* _The records_:
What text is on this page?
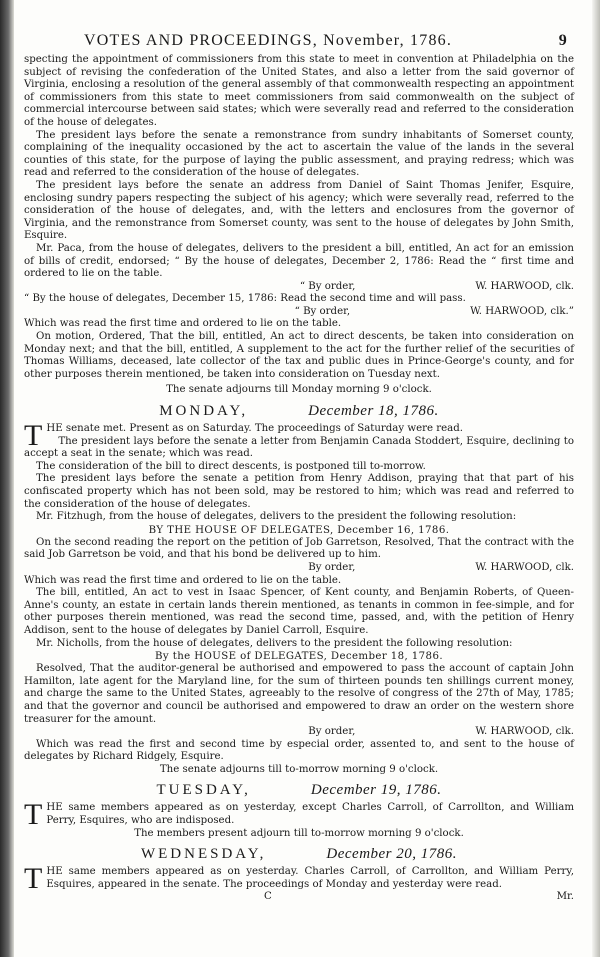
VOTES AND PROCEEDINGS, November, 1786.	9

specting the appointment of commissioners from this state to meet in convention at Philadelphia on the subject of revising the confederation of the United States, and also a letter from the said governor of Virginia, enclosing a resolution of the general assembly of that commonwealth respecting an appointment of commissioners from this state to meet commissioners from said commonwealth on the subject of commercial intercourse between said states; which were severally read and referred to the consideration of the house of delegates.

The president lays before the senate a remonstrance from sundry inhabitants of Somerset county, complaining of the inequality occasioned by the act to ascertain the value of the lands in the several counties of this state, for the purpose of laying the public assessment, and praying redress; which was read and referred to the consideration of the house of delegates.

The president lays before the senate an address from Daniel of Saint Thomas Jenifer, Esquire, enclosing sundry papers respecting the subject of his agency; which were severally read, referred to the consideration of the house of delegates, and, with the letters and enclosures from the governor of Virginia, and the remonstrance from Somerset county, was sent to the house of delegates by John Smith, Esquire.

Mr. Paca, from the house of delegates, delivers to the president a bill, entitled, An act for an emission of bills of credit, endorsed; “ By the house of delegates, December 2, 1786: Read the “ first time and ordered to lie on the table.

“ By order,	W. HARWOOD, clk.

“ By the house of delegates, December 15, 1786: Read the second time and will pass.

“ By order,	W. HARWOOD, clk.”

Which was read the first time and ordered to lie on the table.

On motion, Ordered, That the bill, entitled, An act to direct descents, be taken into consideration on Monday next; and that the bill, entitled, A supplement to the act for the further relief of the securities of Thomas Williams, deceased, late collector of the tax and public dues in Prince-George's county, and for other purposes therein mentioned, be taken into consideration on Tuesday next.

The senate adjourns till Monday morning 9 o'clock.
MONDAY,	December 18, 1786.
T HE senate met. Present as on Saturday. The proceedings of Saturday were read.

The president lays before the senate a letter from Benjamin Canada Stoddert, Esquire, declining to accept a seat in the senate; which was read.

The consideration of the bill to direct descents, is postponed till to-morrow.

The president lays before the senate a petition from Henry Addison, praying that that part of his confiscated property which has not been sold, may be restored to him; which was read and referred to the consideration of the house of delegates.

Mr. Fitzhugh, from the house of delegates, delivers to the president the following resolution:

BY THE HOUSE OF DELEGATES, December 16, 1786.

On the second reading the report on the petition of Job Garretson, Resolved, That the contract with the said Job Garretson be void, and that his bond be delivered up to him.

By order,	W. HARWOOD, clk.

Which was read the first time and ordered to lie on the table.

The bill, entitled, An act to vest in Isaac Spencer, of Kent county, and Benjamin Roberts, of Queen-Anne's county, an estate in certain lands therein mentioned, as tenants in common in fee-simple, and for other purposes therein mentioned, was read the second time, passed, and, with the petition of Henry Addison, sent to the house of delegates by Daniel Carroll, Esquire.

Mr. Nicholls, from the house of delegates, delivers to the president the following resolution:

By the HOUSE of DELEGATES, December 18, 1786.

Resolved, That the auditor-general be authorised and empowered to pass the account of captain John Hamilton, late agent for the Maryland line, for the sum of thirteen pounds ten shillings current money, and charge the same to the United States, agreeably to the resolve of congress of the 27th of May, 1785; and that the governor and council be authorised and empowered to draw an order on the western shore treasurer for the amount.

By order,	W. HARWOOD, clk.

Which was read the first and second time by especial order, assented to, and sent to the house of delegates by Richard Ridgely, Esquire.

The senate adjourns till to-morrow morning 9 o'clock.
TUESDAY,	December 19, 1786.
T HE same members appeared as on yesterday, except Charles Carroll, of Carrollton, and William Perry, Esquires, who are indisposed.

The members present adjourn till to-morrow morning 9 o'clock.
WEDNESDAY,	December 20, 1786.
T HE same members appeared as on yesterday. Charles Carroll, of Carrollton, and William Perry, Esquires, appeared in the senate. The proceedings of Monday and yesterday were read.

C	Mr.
...
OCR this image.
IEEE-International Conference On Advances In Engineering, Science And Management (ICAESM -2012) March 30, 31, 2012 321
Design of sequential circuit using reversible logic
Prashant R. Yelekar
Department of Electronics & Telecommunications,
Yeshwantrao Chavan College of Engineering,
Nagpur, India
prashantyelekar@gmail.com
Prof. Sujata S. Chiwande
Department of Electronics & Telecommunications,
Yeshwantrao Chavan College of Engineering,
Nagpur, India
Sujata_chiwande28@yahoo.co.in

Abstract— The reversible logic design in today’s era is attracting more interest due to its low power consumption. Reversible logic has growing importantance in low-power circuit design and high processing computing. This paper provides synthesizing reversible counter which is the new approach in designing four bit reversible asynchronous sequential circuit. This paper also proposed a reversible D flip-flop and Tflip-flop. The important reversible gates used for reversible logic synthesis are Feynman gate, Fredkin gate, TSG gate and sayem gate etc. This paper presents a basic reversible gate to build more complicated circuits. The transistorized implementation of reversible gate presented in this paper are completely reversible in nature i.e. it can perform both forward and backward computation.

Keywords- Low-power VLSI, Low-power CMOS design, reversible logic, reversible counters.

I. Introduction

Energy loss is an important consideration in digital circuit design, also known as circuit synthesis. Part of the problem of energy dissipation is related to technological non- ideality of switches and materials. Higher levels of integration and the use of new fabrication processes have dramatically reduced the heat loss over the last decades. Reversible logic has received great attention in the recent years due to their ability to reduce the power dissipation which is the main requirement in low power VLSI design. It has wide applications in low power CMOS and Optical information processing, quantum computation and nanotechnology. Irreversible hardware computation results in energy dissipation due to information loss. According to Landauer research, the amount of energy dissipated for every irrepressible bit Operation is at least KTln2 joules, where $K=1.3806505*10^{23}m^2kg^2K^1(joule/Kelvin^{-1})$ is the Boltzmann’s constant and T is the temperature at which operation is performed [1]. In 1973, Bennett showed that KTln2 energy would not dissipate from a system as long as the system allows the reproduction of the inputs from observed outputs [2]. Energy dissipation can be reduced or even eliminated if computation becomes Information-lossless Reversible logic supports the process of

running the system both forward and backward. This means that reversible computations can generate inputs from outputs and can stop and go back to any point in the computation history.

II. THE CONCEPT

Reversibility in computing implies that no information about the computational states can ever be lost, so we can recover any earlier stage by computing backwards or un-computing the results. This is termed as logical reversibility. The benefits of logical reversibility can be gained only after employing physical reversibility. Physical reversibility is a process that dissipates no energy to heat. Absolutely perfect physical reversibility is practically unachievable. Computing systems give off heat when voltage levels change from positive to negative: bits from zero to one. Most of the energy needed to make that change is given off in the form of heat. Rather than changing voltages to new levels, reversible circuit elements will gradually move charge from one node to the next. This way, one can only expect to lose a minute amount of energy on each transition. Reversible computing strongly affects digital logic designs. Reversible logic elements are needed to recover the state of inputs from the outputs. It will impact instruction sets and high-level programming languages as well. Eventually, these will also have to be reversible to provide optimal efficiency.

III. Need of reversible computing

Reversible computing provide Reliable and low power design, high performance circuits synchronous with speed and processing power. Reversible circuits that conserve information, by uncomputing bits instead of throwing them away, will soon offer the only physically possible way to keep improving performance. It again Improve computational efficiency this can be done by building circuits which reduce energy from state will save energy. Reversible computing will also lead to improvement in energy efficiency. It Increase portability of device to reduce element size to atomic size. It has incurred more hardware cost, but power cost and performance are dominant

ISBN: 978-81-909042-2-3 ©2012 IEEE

* _Problem statement_: Count every line of the records that holds the string "referred". Write only the total.

* _The answer_: 4